Given instruction:
Return each line of the material verbatim.

Stored data
+++++

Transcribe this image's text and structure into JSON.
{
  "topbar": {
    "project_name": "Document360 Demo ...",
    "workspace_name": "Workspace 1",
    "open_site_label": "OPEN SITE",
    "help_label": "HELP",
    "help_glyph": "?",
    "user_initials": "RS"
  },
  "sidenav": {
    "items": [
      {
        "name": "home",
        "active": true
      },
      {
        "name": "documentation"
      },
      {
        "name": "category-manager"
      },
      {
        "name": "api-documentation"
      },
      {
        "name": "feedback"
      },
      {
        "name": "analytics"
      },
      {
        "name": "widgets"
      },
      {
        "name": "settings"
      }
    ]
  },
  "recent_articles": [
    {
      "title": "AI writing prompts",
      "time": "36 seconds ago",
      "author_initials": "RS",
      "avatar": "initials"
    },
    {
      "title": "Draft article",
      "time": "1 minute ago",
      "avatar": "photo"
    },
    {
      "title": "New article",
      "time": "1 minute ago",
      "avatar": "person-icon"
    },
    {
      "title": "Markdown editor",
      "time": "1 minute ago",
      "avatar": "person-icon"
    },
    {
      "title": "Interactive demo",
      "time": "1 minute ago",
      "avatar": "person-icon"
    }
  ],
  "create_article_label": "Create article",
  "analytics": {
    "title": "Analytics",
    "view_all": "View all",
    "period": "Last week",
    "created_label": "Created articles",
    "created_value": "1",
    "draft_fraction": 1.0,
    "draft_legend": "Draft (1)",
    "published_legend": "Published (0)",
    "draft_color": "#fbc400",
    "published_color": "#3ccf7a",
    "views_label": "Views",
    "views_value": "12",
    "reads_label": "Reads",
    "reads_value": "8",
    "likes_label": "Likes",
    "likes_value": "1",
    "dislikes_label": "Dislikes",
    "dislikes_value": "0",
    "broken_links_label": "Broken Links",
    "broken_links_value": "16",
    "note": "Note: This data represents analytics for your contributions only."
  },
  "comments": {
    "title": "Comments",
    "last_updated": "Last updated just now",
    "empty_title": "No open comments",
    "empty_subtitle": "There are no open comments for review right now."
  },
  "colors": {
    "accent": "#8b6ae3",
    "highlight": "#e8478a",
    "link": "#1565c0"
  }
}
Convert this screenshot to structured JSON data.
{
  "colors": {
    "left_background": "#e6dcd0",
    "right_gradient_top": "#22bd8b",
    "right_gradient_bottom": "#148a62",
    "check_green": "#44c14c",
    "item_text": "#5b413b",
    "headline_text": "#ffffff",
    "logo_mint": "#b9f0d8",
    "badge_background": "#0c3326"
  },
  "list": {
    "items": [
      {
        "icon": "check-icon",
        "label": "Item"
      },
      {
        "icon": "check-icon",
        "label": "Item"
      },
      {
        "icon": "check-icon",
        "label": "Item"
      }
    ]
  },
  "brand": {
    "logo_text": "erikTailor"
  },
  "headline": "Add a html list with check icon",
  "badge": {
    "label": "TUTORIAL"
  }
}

+++++

Problem solution:
Transcribe this image's text and structure into JSON.
{
  "topbar": {
    "project_name": "Document360 Demo ...",
    "workspace_name": "Workspace 1",
    "open_site_label": "OPEN SITE",
    "help_label": "HELP",
    "help_glyph": "?",
    "user_initials": "RS"
  },
  "sidenav": {
    "items": [
      {
        "name": "home",
        "active": true
      },
      {
        "name": "documentation"
      },
      {
        "name": "category-manager"
      },
      {
        "name": "api-documentation"
      },
      {
        "name": "feedback"
      },
      {
        "name": "analytics"
      },
      {
        "name": "widgets"
      },
      {
        "name": "settings"
      }
    ]
  },
  "recent_articles": [
    {
      "title": "AI writing prompts",
      "time": "36 seconds ago",
      "author_initials": "RS",
      "avatar": "initials"
    },
    {
      "title": "Draft article",
      "time": "1 minute ago",
      "avatar": "photo"
    },
    {
      "title": "New article",
      "time": "1 minute ago",
      "avatar": "person-icon"
    },
    {
      "title": "Markdown editor",
      "time": "1 minute ago",
      "avatar": "person-icon"
    },
    {
      "title": "Interactive demo",
      "time": "1 minute ago",
      "avatar": "person-icon"
    }
  ],
  "create_article_label": "Create article",
  "analytics": {
    "title": "Analytics",
    "view_all": "View all",
    "period": "Last week",
    "created_label": "Created articles",
    "created_value": "1",
    "draft_fraction": 1.0,
    "draft_legend": "Draft (1)",
    "published_legend": "Published (0)",
    "draft_color": "#fbc400",
    "published_color": "#3ccf7a",
    "views_label": "Views",
    "views_value": "12",
    "reads_label": "Reads",
    "reads_value": "8",
    "likes_label": "Likes",
    "likes_value": "1",
    "dislikes_label": "Dislikes",
    "dislikes_value": "0",
    "broken_links_label": "Broken Links",
    "broken_links_value": "16",
    "note": "Note: This data represents analytics for your contributions only."
  },
  "comments": {
    "title": "Comments",
    "last_updated": "Last updated just now",
    "empty_title": "No open comments",
    "empty_subtitle": "There are no open comments for review right now."
  },
  "colors": {
    "accent": "#8b6ae3",
    "highlight": "#e8478a",
    "link": "#1565c0"
  }
}
Convert this screenshot to structured JSON data.
{
  "colors": {
    "left_background": "#e6dcd0",
    "right_gradient_top": "#22bd8b",
    "right_gradient_bottom": "#148a62",
    "check_green": "#44c14c",
    "item_text": "#5b413b",
    "headline_text": "#ffffff",
    "logo_mint": "#b9f0d8",
    "badge_background": "#0c3326"
  },
  "list": {
    "items": [
      {
        "icon": "check-icon",
        "label": "Item"
      },
      {
        "icon": "check-icon",
        "label": "Item"
      },
      {
        "icon": "check-icon",
        "label": "Item"
      }
    ]
  },
  "brand": {
    "logo_text": "erikTailor"
  },
  "headline": "Add a html list with check icon",
  "badge": {
    "label": "TUTORIAL"
  }
}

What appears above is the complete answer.